OBJECTIVE
Restate all of the data exactly.

>> start DATASET EXCERPTS

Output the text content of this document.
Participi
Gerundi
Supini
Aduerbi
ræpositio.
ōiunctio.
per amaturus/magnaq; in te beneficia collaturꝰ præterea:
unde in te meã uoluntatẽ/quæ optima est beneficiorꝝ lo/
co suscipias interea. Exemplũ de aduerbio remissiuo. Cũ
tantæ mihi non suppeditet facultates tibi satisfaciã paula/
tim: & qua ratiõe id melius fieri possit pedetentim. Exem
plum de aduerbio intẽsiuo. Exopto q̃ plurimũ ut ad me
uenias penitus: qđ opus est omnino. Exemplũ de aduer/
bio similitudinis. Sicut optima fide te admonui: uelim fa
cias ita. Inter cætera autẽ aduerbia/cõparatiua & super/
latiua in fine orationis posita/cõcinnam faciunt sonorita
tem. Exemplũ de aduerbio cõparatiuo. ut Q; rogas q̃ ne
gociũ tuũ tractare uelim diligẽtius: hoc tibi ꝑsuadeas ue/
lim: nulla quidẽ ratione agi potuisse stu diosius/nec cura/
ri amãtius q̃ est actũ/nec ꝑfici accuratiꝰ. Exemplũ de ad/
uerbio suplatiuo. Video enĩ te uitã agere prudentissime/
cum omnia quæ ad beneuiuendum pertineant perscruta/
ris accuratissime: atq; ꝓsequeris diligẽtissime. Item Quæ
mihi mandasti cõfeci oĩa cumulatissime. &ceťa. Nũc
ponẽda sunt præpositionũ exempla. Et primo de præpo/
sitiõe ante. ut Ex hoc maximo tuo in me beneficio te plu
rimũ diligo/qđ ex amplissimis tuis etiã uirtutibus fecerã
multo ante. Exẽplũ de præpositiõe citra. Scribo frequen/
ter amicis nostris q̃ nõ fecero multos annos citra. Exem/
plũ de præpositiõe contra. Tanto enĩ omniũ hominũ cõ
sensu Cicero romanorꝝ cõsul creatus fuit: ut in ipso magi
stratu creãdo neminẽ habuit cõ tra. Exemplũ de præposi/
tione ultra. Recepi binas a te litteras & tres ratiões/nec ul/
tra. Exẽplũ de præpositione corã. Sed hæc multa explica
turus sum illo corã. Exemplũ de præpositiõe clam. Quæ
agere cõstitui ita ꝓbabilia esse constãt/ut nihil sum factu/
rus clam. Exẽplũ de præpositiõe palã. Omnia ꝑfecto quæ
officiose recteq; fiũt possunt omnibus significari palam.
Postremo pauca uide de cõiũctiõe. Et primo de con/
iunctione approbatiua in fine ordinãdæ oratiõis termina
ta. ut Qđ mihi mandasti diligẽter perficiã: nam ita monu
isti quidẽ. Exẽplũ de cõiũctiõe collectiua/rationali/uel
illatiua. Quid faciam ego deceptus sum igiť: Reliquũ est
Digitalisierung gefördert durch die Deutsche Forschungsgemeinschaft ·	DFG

>> end DATASET EXCERPTS

CORRECT ANSWER
Output the text content of this document.
Participi
Gerundi
Supini
Aduerbi
ræpositio.
ōiunctio.
per amaturus/magnaq; in te beneficia collaturꝰ præterea:
unde in te meã uoluntatẽ/quæ optima est beneficiorꝝ lo/
co suscipias interea. Exemplũ de aduerbio remissiuo. Cũ
tantæ mihi non suppeditet facultates tibi satisfaciã paula/
tim: & qua ratiõe id melius fieri possit pedetentim. Exem
plum de aduerbio intẽsiuo. Exopto q̃ plurimũ ut ad me
uenias penitus: qđ opus est omnino. Exemplũ de aduer/
bio similitudinis. Sicut optima fide te admonui: uelim fa
cias ita. Inter cætera autẽ aduerbia/cõparatiua & super/
latiua in fine orationis posita/cõcinnam faciunt sonorita
tem. Exemplũ de aduerbio cõparatiuo. ut Q; rogas q̃ ne
gociũ tuũ tractare uelim diligẽtius: hoc tibi ꝑsuadeas ue/
lim: nulla quidẽ ratione agi potuisse stu diosius/nec cura/
ri amãtius q̃ est actũ/nec ꝑfici accuratiꝰ. Exemplũ de ad/
uerbio suplatiuo. Video enĩ te uitã agere prudentissime/
cum omnia quæ ad beneuiuendum pertineant perscruta/
ris accuratissime: atq; ꝓsequeris diligẽtissime. Item Quæ
mihi mandasti cõfeci oĩa cumulatissime. &ceťa. Nũc
ponẽda sunt præpositionũ exempla. Et primo de præpo/
sitiõe ante. ut Ex hoc maximo tuo in me beneficio te plu
rimũ diligo/qđ ex amplissimis tuis etiã uirtutibus fecerã
multo ante. Exẽplũ de præpositiõe citra. Scribo frequen/
ter amicis nostris q̃ nõ fecero multos annos citra. Exem/
plũ de præpositiõe contra. Tanto enĩ omniũ hominũ cõ
sensu Cicero romanorꝝ cõsul creatus fuit: ut in ipso magi
stratu creãdo neminẽ habuit cõ tra. Exemplũ de præposi/
tione ultra. Recepi binas a te litteras & tres ratiões/nec ul/
tra. Exẽplũ de præpositione corã. Sed hæc multa explica
turus sum illo corã. Exemplũ de præpositiõe clam. Quæ
agere cõstitui ita ꝓbabilia esse constãt/ut nihil sum factu/
rus clam. Exẽplũ de præpositiõe palã. Omnia ꝑfecto quæ
officiose recteq; fiũt possunt omnibus significari palam.
Postremo pauca uide de cõiũctiõe. Et primo de con/
iunctione approbatiua in fine ordinãdæ oratiõis termina
ta. ut Qđ mihi mandasti diligẽter perficiã: nam ita monu
isti quidẽ. Exẽplũ de cõiũctiõe collectiua/rationali/uel
illatiua. Quid faciam ego deceptus sum igiť: Reliquũ est
Digitalisierung gefördert durch die Deutsche Forschungsgemeinschaft ·	DFG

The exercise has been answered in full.